AIM OF THE EXERCISE:
Please reproduce the items below line for line, leaving out the pictures.

EXERCISE DATA:
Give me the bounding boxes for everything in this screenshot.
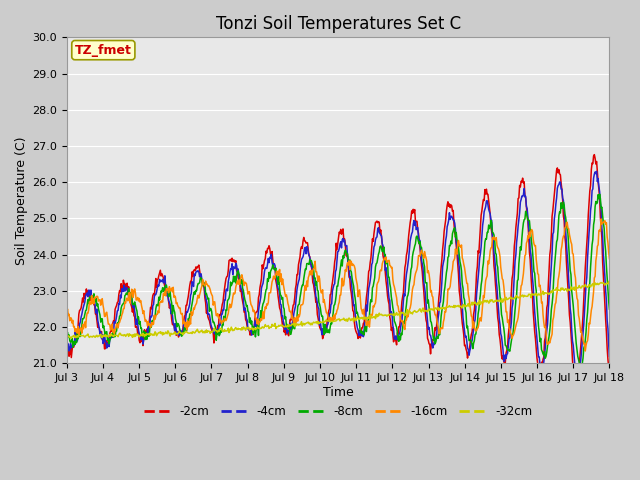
Legend: -2cm, -4cm, -8cm, -16cm, -32cm: -2cm, -4cm, -8cm, -16cm, -32cm [140, 400, 537, 423]
Y-axis label: Soil Temperature (C): Soil Temperature (C) [15, 136, 28, 264]
X-axis label: Time: Time [323, 386, 353, 399]
Text: TZ_fmet: TZ_fmet [75, 44, 132, 57]
Title: Tonzi Soil Temperatures Set C: Tonzi Soil Temperatures Set C [216, 15, 461, 33]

TASK ANSWER:
Give me the bounding boxes for everything in this screenshot.
Legend: -2cm, -4cm, -8cm, -16cm, -32cm: -2cm, -4cm, -8cm, -16cm, -32cm [140, 400, 537, 423]
Y-axis label: Soil Temperature (C): Soil Temperature (C) [15, 136, 28, 264]
X-axis label: Time: Time [323, 386, 353, 399]
Text: TZ_fmet: TZ_fmet [75, 44, 132, 57]
Title: Tonzi Soil Temperatures Set C: Tonzi Soil Temperatures Set C [216, 15, 461, 33]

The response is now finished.